_INPUT FOR THIS TASK_.
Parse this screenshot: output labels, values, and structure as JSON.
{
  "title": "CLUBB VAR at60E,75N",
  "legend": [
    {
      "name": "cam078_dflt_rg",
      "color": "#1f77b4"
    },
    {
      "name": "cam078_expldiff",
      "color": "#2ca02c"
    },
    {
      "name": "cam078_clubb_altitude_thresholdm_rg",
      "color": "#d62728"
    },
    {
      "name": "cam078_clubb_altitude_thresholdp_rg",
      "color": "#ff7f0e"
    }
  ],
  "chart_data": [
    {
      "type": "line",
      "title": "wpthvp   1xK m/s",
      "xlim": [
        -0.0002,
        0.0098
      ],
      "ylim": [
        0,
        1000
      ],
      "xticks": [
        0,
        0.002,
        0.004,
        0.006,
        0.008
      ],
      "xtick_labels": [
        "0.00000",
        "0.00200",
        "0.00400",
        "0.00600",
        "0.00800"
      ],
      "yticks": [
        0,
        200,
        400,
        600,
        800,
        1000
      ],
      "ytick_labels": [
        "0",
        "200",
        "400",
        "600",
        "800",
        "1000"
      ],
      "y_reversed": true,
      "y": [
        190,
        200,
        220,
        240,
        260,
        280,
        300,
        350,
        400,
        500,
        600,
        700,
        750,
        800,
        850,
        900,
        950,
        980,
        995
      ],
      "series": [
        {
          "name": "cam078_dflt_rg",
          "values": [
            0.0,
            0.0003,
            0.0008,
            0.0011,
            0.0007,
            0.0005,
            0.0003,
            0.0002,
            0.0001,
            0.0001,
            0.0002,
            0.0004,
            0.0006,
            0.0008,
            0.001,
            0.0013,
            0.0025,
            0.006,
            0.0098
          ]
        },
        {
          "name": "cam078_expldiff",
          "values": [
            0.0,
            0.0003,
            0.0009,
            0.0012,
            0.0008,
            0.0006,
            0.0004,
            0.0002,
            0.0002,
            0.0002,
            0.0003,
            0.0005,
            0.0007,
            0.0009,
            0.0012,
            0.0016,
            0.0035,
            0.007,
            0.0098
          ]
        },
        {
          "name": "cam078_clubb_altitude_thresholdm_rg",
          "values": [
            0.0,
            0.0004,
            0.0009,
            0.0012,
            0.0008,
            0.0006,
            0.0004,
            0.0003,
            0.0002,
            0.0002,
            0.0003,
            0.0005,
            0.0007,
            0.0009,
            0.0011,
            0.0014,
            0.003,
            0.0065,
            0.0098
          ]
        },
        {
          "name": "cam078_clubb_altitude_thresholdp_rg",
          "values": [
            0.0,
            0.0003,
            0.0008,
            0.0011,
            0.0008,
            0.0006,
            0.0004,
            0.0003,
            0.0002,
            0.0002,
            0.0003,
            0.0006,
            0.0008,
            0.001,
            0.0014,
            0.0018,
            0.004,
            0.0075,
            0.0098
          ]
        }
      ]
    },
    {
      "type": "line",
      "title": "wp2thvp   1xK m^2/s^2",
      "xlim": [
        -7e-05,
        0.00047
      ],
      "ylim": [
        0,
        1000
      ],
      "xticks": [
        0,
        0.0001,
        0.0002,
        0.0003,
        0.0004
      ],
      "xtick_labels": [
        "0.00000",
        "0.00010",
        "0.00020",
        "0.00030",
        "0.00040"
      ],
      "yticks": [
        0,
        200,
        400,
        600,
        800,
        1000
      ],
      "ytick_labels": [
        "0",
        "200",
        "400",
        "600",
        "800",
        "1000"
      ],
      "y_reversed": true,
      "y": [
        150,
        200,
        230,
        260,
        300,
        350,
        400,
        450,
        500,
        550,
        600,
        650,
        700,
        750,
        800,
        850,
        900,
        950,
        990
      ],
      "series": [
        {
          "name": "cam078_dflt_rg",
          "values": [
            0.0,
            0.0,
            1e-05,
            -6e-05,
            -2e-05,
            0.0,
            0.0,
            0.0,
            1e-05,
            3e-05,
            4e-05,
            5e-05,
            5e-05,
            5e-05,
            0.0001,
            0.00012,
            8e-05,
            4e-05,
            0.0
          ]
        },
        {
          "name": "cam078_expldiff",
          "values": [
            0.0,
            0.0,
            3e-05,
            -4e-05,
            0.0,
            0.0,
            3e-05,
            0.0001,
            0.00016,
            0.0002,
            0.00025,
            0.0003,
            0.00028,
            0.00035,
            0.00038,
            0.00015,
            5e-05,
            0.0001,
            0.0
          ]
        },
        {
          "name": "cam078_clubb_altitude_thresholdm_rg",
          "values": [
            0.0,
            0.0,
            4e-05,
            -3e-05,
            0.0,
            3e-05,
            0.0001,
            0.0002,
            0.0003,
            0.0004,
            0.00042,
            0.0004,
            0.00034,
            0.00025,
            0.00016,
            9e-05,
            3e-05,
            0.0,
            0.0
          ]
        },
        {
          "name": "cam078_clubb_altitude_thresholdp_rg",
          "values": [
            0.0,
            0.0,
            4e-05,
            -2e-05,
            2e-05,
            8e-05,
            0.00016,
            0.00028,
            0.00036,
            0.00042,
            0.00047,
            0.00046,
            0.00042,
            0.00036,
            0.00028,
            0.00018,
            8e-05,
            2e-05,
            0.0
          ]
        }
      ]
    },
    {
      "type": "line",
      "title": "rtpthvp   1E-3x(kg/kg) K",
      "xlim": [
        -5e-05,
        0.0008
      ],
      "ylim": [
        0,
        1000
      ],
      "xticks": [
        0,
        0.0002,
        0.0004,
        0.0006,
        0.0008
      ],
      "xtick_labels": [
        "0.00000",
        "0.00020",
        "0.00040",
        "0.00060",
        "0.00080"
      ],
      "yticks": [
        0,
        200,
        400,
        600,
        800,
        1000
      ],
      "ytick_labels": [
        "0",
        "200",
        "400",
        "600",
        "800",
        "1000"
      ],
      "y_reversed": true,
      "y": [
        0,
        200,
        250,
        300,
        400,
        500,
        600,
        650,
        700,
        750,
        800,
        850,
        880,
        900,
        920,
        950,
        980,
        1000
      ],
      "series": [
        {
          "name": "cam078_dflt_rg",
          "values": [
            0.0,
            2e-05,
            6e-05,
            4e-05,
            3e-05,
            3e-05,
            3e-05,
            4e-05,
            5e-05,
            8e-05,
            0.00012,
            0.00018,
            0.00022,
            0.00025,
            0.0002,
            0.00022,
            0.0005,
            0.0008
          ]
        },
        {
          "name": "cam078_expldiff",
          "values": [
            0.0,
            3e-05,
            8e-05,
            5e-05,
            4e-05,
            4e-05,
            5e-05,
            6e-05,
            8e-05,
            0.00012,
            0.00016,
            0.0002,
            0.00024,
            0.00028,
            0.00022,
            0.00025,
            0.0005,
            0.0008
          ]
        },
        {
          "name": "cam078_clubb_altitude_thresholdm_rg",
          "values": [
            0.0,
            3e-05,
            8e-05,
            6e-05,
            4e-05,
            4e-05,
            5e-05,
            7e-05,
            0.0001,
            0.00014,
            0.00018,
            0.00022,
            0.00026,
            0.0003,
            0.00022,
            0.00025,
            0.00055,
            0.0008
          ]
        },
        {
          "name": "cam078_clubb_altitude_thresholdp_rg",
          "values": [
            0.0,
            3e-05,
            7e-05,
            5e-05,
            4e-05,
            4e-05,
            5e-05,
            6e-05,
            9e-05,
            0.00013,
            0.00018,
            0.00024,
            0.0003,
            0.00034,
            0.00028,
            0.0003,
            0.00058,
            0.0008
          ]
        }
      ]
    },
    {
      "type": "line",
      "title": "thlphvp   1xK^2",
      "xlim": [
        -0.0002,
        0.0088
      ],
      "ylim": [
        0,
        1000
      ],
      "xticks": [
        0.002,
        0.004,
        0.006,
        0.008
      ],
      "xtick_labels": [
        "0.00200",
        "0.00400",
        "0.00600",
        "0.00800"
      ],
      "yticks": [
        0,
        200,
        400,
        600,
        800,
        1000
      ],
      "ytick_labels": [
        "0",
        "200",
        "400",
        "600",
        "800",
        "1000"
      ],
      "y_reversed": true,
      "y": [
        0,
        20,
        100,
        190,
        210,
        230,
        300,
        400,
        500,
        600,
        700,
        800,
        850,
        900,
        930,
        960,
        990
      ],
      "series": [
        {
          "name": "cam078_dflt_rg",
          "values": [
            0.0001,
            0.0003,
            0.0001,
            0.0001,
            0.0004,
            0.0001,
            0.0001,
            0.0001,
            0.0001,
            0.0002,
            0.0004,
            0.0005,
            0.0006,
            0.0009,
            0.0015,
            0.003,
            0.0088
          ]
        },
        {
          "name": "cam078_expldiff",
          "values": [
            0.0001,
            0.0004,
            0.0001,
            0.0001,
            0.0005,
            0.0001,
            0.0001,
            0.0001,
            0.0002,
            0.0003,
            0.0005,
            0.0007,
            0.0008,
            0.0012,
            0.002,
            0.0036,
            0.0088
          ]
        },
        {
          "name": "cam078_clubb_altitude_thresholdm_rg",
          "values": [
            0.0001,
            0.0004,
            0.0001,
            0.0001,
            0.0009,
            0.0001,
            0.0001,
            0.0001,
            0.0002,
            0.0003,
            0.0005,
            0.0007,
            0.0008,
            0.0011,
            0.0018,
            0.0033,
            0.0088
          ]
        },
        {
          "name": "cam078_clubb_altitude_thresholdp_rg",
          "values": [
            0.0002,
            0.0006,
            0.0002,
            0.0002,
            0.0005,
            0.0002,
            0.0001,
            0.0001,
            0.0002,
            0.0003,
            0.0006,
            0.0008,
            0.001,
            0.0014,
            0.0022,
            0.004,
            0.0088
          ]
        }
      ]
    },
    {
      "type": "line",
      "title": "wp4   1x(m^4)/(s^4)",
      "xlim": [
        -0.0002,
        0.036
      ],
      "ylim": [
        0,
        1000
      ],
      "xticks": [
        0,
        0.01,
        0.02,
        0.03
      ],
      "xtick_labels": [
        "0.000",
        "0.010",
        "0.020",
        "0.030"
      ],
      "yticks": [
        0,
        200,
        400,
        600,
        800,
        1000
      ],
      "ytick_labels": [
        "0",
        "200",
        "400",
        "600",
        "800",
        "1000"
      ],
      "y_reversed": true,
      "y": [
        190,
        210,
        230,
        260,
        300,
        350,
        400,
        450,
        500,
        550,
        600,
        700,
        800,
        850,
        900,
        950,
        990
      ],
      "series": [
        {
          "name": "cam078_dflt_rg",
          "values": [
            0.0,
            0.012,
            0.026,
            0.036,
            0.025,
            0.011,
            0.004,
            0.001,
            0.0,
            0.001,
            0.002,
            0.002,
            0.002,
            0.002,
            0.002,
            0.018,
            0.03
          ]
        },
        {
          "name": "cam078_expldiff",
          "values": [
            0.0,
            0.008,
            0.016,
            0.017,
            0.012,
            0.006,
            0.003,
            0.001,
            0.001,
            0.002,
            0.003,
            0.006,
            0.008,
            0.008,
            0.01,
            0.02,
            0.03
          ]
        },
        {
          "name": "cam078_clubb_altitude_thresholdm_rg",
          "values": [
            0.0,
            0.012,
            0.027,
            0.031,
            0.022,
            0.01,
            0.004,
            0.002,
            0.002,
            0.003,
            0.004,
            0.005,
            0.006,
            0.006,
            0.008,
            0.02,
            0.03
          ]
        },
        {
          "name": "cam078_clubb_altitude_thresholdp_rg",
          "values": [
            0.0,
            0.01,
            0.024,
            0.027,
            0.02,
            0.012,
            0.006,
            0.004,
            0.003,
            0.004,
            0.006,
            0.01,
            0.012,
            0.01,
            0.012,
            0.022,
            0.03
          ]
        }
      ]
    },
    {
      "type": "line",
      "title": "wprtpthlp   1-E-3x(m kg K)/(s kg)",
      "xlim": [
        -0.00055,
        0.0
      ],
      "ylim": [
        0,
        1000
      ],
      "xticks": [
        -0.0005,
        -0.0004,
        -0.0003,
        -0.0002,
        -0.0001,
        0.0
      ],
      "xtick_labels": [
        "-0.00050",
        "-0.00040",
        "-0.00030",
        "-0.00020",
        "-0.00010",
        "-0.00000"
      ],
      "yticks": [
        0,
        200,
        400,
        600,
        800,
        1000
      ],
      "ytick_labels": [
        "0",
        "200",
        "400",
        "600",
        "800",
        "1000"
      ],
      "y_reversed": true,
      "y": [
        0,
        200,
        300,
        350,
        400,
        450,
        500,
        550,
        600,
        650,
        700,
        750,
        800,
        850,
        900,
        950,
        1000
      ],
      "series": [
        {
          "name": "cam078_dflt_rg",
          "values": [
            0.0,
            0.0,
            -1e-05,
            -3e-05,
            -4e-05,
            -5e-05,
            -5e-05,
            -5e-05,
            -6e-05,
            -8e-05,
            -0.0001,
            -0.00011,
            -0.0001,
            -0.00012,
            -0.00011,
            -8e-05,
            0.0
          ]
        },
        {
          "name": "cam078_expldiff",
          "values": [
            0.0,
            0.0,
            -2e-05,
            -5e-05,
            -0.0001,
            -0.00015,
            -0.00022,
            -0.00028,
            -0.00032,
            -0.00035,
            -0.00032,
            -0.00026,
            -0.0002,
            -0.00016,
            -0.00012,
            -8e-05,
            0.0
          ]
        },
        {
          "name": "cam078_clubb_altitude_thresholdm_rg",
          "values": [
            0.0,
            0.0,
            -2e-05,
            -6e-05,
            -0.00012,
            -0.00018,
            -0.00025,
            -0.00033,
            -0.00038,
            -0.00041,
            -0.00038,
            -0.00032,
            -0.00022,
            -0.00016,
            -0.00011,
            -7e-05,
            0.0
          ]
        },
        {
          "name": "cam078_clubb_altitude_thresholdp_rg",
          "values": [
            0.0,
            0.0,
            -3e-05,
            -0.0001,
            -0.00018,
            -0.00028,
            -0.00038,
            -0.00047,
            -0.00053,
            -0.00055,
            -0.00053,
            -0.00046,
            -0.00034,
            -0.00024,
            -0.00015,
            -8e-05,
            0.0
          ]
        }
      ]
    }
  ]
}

_WHAT YOU WILL DO_. Pull out each line of the entries that contains "color".

_REPLY_.
      "color": "#1f77b4"
      "color": "#2ca02c"
      "color": "#d62728"
      "color": "#ff7f0e"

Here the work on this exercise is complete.